*Excerpt from a dataset*:
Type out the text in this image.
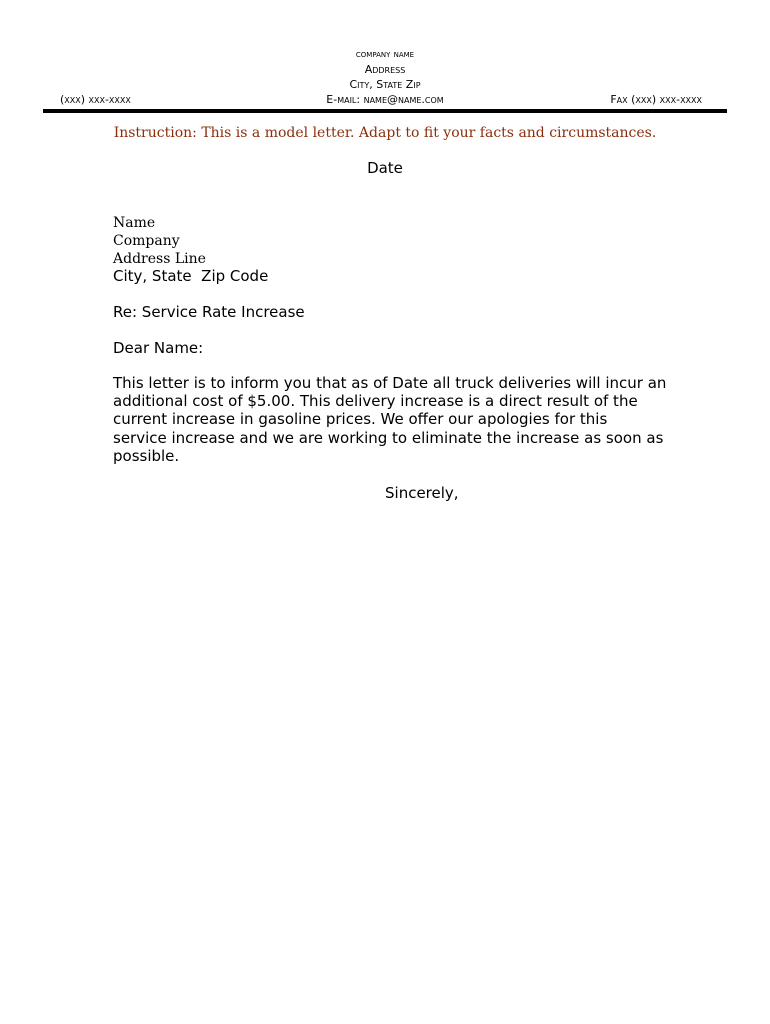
company name
Address
City, State Zip
E-mail: name@name.com
(xxx) xxx-xxxx	Fax (xxx) xxx-xxxx
Instruction: This is a model letter. Adapt to fit your facts and circumstances.
Date
Name
Company
Address Line
City, State  Zip Code
Re: Service Rate Increase
Dear Name:
This letter is to inform you that as of Date all truck deliveries will incur an
additional cost of $5.00. This delivery increase is a direct result of the
current increase in gasoline prices. We offer our apologies for this
service increase and we are working to eliminate the increase as soon as
possible.
Sincerely,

*EXERCISE INSTRUCTIONS*: Each line that holds the word "Date" should be extracted from the records.

*RESULT OF THE TASK*:
Date
This letter is to inform you that as of Date all truck deliveries will incur an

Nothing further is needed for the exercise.